> _Set exercise_: Show every line that has the string "title" in it.

> _Entries_:
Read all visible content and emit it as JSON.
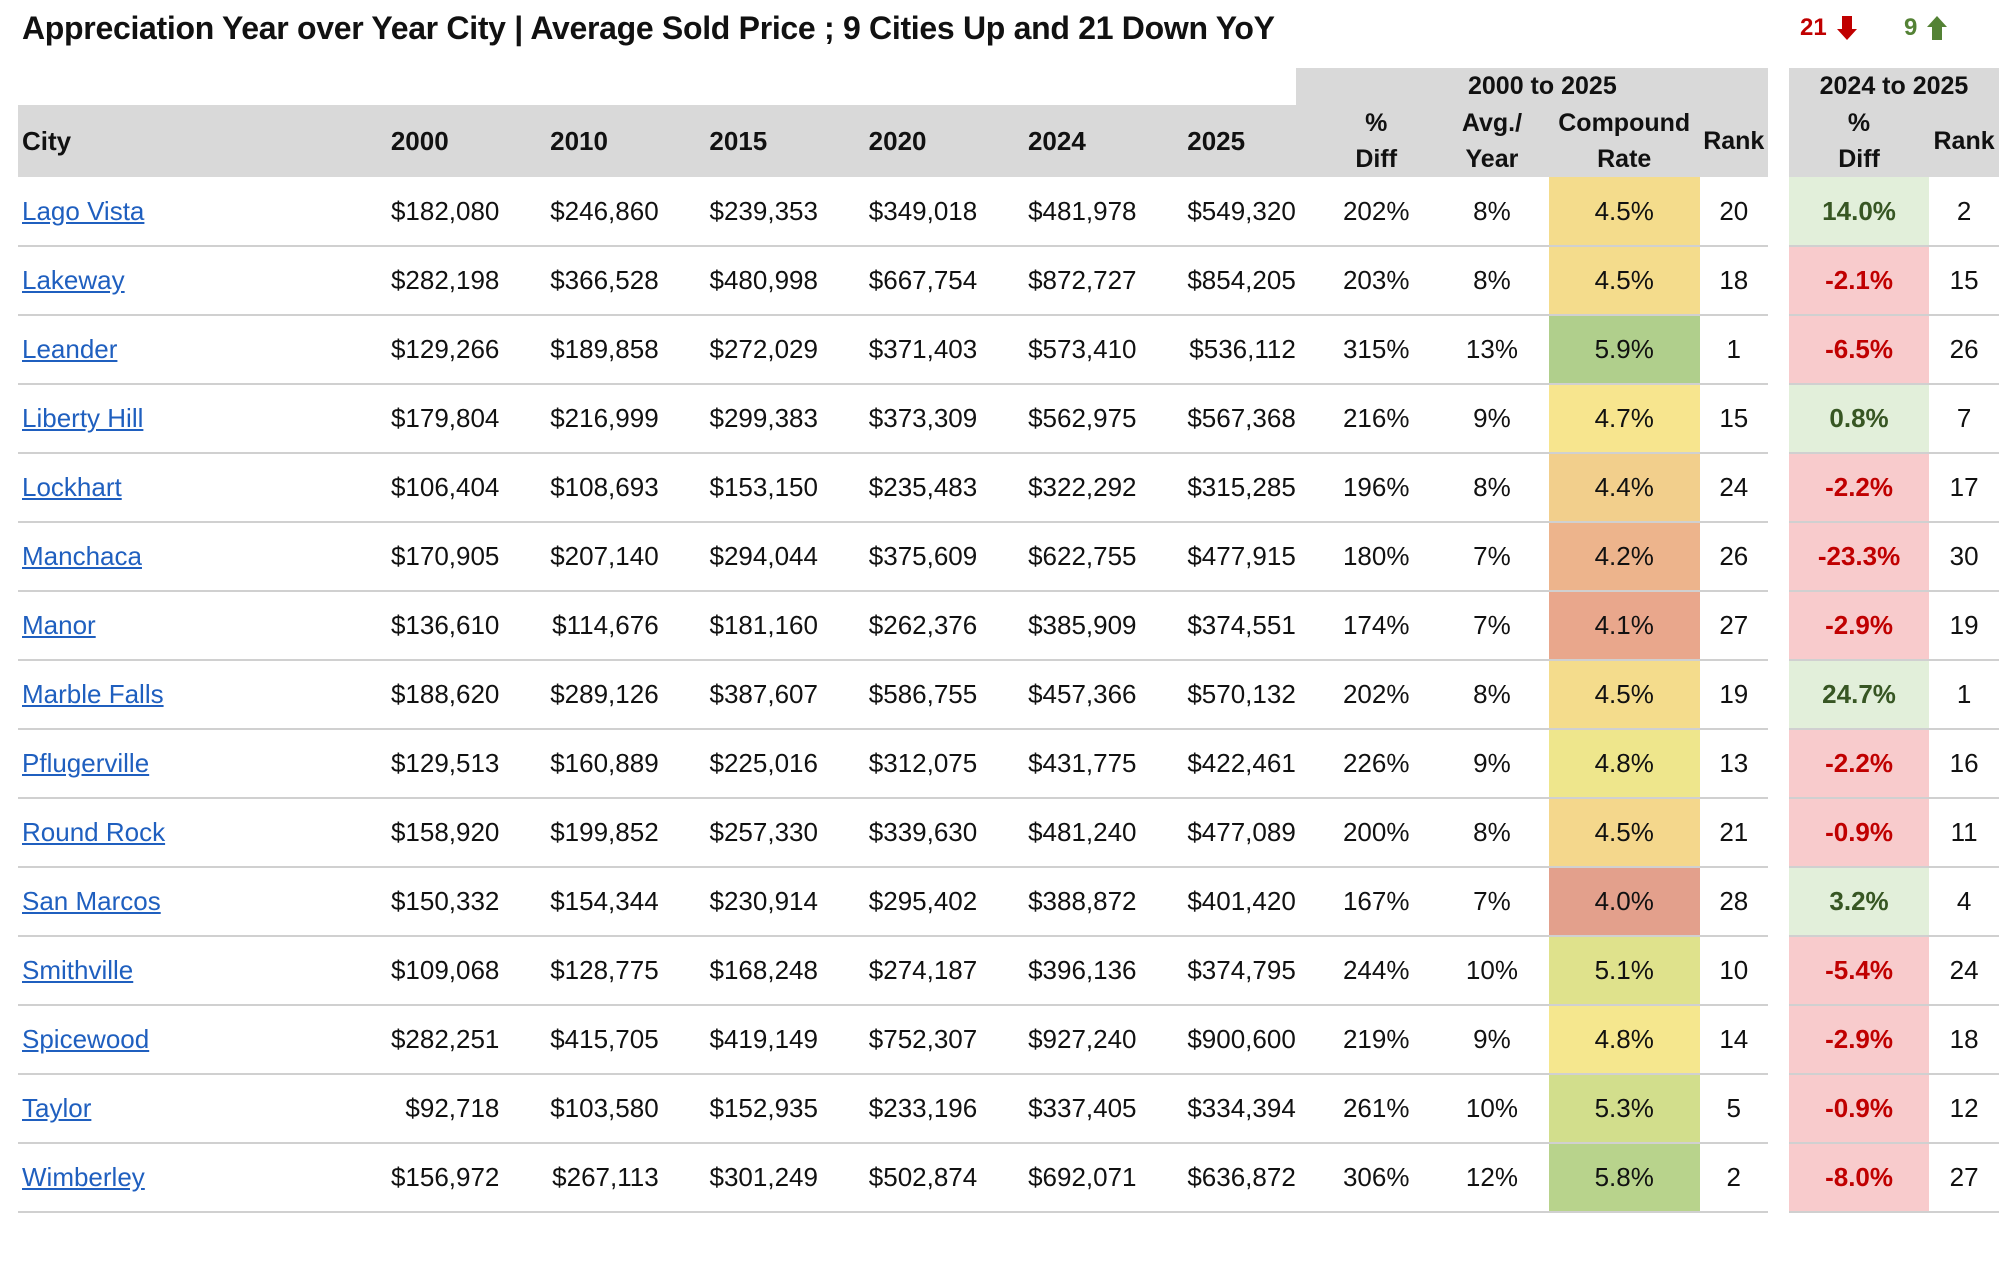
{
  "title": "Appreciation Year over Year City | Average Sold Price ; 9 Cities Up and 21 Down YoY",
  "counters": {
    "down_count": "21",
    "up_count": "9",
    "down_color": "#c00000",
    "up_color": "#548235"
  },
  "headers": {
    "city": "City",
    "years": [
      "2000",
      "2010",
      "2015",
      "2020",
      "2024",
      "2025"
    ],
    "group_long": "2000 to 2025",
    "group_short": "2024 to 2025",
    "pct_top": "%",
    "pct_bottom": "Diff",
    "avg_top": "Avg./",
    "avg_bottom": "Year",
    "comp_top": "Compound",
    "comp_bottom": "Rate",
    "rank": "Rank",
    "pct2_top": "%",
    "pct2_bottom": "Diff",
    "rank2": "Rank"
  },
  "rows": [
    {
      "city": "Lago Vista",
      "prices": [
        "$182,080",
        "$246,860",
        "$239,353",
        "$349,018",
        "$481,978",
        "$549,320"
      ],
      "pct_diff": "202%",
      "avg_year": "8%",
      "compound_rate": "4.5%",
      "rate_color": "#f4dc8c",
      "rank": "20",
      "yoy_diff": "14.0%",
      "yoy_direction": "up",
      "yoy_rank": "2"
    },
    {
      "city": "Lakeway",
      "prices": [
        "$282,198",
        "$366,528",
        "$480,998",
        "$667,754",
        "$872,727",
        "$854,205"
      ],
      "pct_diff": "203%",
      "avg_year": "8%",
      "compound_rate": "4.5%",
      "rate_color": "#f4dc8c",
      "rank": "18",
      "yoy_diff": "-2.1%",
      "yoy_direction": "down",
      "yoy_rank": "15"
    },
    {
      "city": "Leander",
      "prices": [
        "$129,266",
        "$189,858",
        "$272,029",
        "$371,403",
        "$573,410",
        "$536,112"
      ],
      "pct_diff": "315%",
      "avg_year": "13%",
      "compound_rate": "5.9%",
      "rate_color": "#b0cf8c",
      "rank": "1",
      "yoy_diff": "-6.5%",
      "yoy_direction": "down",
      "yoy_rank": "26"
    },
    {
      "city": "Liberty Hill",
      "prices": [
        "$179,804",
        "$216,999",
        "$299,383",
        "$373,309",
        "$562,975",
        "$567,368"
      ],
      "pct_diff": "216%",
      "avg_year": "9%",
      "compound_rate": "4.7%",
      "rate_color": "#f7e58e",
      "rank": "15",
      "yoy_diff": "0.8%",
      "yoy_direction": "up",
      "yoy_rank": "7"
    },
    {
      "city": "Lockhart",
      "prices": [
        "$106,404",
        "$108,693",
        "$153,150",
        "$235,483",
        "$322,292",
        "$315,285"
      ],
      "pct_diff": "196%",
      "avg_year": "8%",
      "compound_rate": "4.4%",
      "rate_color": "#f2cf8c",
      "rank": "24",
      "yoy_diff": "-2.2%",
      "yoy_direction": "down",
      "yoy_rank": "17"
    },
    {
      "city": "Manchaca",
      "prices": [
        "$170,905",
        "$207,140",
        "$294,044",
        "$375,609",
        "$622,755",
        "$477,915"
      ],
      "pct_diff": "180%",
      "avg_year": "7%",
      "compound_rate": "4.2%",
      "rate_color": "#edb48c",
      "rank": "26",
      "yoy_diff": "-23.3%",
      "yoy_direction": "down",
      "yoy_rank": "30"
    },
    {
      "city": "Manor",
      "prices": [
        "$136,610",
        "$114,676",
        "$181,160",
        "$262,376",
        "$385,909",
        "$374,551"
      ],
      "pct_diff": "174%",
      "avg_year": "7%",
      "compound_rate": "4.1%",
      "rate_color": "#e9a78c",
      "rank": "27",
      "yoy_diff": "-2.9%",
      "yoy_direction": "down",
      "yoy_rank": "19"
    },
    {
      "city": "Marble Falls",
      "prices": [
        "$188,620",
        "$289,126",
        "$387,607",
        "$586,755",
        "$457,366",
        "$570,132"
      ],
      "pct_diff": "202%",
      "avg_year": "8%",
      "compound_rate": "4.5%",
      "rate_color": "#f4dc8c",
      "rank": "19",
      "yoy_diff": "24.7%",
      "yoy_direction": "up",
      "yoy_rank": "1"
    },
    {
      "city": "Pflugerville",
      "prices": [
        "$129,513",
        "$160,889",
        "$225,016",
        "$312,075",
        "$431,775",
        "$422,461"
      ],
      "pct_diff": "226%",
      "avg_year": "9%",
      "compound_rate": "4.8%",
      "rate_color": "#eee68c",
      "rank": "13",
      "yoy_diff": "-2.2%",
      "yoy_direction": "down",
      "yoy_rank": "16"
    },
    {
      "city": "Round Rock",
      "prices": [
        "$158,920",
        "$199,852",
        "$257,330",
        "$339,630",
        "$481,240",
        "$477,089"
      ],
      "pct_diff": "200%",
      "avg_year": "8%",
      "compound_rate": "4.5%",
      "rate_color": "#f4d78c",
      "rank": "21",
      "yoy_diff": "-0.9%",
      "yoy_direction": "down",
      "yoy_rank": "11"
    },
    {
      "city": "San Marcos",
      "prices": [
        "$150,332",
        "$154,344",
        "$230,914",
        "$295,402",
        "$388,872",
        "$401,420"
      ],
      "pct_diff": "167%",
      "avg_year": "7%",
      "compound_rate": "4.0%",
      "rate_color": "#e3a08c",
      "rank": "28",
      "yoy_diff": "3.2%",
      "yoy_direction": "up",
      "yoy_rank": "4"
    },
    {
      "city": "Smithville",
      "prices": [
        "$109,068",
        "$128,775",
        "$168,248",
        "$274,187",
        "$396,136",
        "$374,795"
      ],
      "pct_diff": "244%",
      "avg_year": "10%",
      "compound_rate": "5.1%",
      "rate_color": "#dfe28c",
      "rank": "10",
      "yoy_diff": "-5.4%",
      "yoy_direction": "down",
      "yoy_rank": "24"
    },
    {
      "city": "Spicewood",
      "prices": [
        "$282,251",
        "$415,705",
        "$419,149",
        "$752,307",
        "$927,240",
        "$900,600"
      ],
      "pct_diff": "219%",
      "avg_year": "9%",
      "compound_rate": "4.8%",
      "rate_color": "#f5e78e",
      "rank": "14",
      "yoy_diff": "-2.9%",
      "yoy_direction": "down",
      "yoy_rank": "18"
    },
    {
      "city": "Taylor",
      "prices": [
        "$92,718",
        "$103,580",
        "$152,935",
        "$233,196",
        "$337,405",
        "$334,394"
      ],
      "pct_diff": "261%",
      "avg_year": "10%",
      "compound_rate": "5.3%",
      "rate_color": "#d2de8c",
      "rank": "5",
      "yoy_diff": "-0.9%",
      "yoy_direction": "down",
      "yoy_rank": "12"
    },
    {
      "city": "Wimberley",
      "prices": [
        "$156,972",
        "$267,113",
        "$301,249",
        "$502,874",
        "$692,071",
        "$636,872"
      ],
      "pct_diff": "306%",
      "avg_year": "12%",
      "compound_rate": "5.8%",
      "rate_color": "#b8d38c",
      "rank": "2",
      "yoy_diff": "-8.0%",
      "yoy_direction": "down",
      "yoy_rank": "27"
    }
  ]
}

...

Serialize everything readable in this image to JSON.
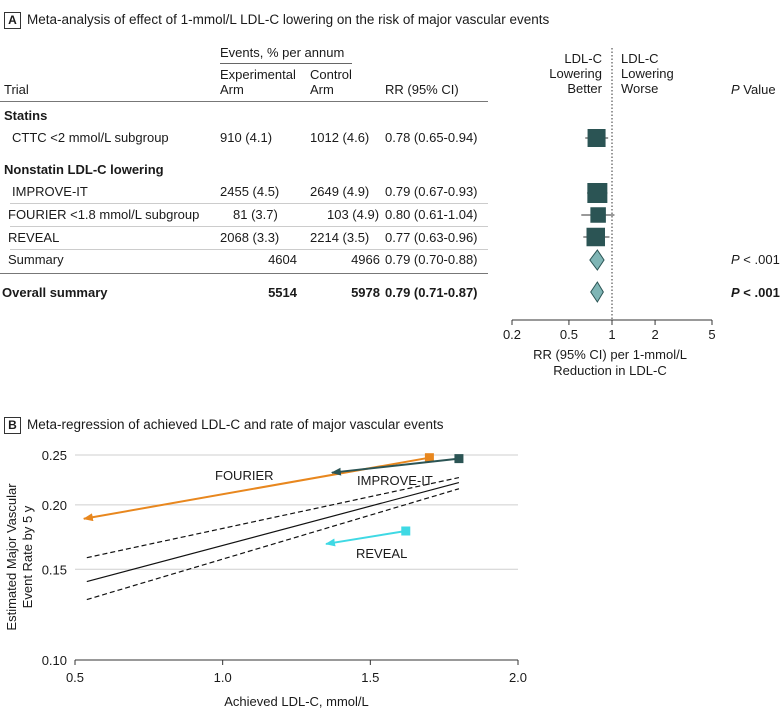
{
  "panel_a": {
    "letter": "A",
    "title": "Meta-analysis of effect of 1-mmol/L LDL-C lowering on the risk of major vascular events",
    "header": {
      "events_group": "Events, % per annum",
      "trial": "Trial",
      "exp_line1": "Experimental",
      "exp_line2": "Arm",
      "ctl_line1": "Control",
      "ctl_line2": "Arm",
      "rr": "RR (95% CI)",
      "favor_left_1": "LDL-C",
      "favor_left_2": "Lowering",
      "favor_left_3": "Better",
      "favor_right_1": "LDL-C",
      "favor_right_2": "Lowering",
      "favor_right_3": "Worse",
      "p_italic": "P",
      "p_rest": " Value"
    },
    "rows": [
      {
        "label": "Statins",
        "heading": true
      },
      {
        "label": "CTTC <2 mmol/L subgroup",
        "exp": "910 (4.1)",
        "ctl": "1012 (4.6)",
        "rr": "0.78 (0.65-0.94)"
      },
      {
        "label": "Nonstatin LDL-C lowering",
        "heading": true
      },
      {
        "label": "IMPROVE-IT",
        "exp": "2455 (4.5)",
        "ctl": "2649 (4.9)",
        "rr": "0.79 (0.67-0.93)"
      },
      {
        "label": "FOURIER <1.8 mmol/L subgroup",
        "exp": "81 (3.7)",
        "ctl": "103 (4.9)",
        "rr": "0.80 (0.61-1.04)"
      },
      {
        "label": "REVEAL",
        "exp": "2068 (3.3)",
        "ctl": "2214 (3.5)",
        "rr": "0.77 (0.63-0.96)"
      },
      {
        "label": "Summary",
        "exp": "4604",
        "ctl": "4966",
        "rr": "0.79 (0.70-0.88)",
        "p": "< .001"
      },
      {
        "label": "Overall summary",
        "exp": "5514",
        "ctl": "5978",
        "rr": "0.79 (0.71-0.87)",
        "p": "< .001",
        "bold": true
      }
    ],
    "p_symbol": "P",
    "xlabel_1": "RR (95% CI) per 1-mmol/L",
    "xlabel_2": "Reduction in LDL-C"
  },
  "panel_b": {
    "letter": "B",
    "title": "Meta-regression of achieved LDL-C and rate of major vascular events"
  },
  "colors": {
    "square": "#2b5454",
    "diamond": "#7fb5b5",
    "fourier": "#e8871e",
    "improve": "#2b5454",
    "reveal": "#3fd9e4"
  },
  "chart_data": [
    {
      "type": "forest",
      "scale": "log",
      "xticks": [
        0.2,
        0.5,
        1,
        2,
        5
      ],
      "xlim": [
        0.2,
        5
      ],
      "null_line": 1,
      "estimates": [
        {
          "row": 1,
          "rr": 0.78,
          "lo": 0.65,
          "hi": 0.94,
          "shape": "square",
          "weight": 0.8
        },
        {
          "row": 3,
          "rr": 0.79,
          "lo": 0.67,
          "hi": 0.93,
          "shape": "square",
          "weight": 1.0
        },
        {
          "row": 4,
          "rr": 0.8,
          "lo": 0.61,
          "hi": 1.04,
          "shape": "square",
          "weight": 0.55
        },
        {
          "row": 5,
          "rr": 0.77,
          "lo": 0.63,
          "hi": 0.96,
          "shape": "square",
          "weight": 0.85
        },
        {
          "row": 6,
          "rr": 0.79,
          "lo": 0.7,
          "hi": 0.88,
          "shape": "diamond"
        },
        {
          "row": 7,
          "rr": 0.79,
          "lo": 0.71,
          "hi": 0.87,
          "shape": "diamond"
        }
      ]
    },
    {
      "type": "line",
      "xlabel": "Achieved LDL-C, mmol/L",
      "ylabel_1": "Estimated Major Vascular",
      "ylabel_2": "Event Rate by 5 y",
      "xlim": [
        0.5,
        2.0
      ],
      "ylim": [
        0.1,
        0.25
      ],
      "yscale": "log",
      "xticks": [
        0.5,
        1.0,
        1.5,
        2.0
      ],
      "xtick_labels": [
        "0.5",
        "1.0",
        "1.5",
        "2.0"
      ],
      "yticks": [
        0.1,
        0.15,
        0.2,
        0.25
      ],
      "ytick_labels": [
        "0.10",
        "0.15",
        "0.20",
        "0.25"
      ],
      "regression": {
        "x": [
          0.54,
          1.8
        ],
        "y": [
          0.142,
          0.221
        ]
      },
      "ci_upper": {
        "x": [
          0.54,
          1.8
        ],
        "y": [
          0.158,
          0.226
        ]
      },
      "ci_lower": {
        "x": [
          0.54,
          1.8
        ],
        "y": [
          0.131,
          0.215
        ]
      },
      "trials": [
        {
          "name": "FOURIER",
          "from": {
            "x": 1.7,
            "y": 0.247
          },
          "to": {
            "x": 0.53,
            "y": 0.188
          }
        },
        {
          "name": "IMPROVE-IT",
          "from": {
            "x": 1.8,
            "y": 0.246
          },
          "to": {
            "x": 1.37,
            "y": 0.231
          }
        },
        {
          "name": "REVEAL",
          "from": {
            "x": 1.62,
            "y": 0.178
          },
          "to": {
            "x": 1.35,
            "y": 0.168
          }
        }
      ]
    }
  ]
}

> _Answer below_:
  "title": "Appreciation Year over Year City | Average Sold Price ; 9 Cities Up and 21 Down YoY",
    "title": "Meta-analysis of effect of 1-mmol/L LDL-C lowering on the risk of major vascular events",
    "title": "Meta-regression of achieved LDL-C and rate of major vascular events"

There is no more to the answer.